--- QUOTED TEXT ---
The most important magazine of the period, Second Aeon was founded and edited by peter Finch and its publication, late 1966 to early 1974, coincides with the main poetic years of growth, excitement and state of well-being. Finch did what no one else either could or would. He saw the weaknesses of a system and exploited them to overcome them and try to give some balance and direction to what was a very loose state of affairs, riddled with sub-groups, groups, bands of friends and enemies.
Much of what follows is drawn from Finch's own account of the years of Second Aeon. Characteristically frank and forthright, Finch set about his redress of poetry's ills.
The magazine ran for twenty-one issues with the first being a foolscap-sized mimeographed slim thing of six pages and 100 copies. This gradually expanded to the last issue which was a 268-page, perfectly bound offset-litho production. Finance for this venture came initially from Finch's own pocket, justifiably so when one considers his editorial 'policy' at the start, but later on the Welsh Arts Council put up 45 per cent of the cost with another 45 per cent coming from the private funds of the Welsh poet Cyril Hodges who, over the years, had been quietly supporting the Welsh arts. The remaining 10 per cent came from Finch's pocket, advertising and subscriptions. The magazine never made a profit that would anything like clear the grants and private subsidisation. Sales were (Finch says)) an impossible task for a one-man business. Copies were distributed by subscriptions, free copies, bookshops and a network of poetry world people who sold copies on commission both in Britain and the USA from where Second Aeon drew about a quarter of its material, bringing British readers, often for the first time, the poetry of North America, where the art was flourishing (and has continued so to do) to an even greater extent than in the old country. Interestingly, part of Finch's concept of the all-round publication came from the example of Dustbooks, in the USA, which carried out a similar function of drawing information and work into a central set of pages. Alongside second Aeon went a booklet production process that brought out over 100 slim titles including some that were of great literary merit and importance - Nicki Jackowska's first work, Peter Redgrove's Love's Journeys and an anthology called Typewriter Poems, the first easily obtained collection of visual poems made from typewriter work rather than art work.
--- ENTRIES SHOWN ---
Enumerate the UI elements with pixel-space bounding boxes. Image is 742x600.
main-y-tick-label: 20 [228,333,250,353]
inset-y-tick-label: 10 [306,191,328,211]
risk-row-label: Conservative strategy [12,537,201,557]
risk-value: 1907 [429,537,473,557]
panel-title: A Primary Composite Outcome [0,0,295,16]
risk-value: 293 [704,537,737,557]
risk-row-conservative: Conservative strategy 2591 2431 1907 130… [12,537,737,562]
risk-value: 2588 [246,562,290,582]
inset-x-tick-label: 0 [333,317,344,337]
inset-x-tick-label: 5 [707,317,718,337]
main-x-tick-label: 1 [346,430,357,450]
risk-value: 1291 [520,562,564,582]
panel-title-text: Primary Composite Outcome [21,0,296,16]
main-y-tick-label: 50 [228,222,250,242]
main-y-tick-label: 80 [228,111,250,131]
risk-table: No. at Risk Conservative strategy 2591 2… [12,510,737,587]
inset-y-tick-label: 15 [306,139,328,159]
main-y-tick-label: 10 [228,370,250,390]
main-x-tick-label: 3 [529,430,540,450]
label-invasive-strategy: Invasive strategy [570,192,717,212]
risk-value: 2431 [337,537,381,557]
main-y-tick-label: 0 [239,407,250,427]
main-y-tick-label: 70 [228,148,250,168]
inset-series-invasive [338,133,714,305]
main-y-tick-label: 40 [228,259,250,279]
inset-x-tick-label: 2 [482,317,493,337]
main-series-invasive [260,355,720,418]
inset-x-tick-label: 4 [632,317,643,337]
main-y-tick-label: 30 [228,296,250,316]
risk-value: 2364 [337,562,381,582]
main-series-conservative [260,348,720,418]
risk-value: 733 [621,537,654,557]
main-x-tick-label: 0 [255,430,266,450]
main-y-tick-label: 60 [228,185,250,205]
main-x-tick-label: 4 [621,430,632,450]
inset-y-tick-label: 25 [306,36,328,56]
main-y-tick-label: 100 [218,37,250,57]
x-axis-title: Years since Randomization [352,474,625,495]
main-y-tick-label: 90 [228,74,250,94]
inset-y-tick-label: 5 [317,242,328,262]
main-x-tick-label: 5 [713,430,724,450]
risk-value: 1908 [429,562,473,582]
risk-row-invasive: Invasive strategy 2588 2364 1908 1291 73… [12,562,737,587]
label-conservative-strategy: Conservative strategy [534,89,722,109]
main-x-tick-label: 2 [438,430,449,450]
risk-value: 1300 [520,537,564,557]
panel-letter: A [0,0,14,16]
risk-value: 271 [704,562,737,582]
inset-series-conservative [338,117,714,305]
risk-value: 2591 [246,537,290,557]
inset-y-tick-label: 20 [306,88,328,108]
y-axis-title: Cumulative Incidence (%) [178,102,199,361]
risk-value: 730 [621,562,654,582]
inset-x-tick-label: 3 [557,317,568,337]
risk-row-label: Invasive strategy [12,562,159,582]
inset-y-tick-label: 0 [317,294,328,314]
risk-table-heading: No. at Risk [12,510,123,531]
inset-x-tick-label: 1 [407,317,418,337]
---
--- ENTRIES SHOWN ---
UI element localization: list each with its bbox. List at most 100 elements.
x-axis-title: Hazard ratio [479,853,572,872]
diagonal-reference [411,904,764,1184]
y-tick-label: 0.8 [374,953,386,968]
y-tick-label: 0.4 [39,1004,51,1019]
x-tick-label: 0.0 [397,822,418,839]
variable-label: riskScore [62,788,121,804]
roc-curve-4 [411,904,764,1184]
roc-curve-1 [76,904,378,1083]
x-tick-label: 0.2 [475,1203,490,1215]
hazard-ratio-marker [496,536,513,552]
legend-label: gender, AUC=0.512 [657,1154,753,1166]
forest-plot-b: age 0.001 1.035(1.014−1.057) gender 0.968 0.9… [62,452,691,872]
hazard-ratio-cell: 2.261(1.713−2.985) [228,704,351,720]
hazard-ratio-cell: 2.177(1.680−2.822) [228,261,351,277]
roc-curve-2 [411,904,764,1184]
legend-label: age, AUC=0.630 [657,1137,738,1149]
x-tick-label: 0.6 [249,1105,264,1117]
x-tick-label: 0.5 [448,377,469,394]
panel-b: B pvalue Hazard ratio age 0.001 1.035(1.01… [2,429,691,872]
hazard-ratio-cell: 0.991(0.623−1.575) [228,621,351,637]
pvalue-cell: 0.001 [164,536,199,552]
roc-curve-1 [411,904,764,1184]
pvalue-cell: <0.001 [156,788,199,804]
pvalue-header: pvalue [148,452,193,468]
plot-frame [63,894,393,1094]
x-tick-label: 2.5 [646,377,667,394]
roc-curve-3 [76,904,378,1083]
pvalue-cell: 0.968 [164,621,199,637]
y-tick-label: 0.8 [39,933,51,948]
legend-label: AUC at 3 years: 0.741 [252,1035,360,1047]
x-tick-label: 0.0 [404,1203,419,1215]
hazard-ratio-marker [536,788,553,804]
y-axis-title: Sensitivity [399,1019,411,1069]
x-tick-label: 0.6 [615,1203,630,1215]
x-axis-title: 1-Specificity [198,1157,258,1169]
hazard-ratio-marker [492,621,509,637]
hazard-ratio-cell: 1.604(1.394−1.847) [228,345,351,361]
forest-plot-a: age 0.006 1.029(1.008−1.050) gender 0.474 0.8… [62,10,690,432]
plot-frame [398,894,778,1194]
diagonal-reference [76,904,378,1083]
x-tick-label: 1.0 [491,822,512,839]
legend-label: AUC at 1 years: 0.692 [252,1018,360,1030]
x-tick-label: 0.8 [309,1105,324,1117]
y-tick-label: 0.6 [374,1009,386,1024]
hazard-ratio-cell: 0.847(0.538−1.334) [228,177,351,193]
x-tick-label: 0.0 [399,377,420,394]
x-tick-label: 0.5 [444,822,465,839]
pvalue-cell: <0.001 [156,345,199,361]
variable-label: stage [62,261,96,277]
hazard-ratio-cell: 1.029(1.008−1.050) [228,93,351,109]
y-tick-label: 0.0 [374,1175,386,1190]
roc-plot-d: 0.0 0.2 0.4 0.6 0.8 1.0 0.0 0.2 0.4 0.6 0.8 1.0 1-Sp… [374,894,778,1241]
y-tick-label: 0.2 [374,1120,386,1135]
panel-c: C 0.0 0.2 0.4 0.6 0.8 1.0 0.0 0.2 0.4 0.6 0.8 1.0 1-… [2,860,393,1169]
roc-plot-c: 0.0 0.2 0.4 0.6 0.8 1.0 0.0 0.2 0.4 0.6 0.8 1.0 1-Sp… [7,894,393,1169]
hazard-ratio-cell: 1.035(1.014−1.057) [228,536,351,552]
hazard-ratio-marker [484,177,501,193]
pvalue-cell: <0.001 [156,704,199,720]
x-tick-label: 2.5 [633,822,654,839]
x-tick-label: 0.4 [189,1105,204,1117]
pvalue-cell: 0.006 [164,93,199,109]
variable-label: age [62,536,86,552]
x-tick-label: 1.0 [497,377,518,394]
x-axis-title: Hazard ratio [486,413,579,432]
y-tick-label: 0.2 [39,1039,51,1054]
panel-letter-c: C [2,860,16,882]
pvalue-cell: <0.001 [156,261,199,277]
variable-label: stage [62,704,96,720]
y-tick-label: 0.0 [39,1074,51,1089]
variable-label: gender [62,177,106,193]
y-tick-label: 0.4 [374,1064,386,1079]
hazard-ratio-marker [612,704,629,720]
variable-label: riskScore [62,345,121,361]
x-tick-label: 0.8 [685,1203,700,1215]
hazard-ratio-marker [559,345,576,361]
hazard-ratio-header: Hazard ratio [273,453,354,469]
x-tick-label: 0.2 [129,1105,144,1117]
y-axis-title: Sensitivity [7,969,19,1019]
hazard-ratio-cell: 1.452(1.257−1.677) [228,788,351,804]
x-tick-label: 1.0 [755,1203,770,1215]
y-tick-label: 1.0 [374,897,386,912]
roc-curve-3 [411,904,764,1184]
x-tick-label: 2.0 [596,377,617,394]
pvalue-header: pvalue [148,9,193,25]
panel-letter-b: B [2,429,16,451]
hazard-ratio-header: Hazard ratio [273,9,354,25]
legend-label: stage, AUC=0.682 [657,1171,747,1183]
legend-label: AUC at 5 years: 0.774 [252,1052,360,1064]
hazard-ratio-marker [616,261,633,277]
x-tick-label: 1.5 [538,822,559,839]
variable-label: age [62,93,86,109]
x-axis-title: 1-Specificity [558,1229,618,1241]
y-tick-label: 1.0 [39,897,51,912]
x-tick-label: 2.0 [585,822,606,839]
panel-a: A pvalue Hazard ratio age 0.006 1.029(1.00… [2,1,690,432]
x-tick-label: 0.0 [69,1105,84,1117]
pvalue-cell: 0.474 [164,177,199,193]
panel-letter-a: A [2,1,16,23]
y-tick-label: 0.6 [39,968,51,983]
---
--- ENTRIES SHOWN ---
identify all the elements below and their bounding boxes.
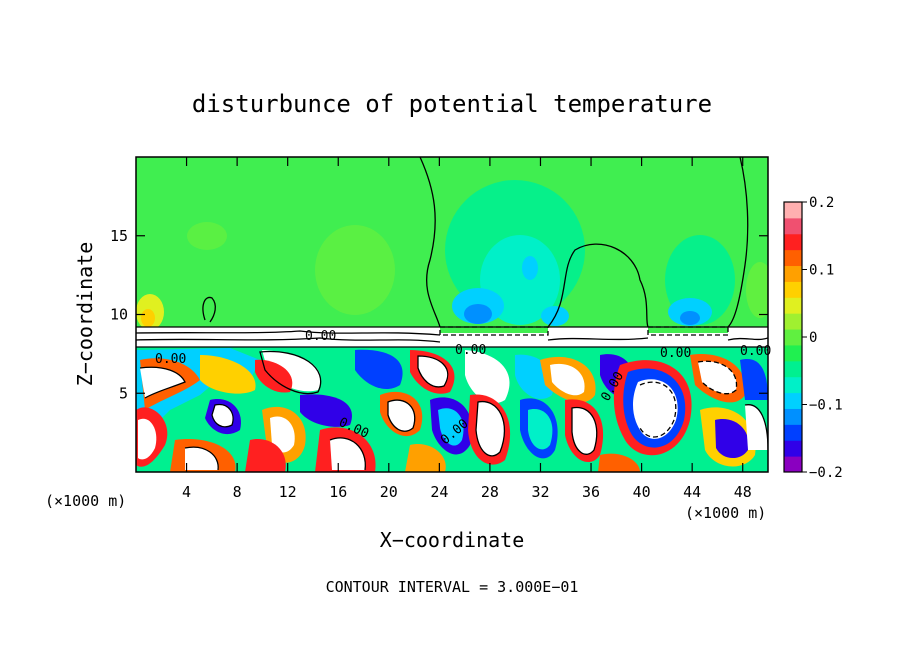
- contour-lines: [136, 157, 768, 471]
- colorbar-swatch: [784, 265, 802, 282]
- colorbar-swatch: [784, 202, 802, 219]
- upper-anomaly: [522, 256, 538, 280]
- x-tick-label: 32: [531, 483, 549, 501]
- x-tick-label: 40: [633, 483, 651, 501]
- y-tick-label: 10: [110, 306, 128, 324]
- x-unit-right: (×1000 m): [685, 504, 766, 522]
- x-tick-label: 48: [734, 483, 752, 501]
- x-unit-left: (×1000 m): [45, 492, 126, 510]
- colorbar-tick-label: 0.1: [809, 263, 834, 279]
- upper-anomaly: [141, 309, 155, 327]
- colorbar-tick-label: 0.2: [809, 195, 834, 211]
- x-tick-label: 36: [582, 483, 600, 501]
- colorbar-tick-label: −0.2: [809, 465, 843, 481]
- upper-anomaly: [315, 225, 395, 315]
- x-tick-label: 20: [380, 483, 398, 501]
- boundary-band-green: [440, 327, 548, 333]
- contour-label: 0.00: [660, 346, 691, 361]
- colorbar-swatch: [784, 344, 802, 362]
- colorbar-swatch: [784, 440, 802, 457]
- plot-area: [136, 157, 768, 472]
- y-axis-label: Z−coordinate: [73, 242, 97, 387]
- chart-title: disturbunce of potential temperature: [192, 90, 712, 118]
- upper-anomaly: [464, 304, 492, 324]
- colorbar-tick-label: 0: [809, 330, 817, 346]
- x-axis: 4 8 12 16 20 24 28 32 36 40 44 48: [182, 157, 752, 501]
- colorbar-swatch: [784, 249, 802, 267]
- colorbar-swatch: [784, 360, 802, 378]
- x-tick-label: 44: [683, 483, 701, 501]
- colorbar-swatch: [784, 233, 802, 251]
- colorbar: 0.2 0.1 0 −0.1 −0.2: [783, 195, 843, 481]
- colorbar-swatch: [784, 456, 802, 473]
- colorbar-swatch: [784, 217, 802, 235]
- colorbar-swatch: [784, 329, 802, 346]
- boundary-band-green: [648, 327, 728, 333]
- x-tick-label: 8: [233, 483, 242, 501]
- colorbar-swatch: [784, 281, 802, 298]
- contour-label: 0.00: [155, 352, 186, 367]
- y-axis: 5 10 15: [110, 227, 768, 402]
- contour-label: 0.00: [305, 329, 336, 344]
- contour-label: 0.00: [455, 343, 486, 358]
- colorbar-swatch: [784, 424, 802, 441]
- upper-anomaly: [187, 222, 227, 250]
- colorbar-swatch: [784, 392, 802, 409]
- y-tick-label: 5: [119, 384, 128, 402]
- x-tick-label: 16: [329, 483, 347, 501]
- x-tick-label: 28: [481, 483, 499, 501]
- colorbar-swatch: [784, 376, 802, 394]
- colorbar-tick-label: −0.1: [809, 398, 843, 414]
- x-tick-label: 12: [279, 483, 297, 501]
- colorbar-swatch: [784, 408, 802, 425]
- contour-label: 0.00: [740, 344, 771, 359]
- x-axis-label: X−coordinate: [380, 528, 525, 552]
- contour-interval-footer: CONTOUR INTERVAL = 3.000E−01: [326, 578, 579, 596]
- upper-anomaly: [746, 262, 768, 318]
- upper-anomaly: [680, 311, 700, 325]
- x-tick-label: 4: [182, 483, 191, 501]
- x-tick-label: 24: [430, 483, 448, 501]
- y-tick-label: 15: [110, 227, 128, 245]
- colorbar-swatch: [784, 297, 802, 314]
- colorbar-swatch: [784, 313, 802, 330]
---
PROMPT A:
Answer these questions about the passage on the magazine Second Aeon, one line each:
(i) Who founded and edited the magazine?
(ii) How many issues did it run for?
(iii) What share of the cost did the Welsh Arts Council put up?
PROMPT B:
Carry on the passage about the magazine Second Aeon from its last sentence.

RIGHT ANSWER A:
(i) Peter Finch
(ii) Twenty-one
(iii) 45 per cent

RIGHT ANSWER B:
Editorial policy is best outlined by Finch:
"Second Aeon began by having no policy, only an idea to publish myself, and then myself and my friends and then to mix local and other poets. With maturity forced onto the magazine by its age, size and circulation the policy, unstated, changed to become the presentation of a bird's-eye view of poetry, in English and in translation, in the UK (and America) during the late sixties and early seventies. It was an open magazine, a mix of experiment and tradition, a redressing of the balance and a hard lean at the avant garde. I also felt it vital to fill the information gap … to review and mention all that went on in the small press scene. I carried few reviews and hardly any critical articles but did, towards Second Aeon's end, move into fiction. The magazine was started, as I've said, in order to publish myself. But by the end it had nothing to do with my own work. The balance of values in the poetry world was wrong … much vital and important work was being ignored because it was regarded as too radical, too different, too difficult or was just simply misunderstood. What was needed was a common platform for all that was going on. I tried to provide that."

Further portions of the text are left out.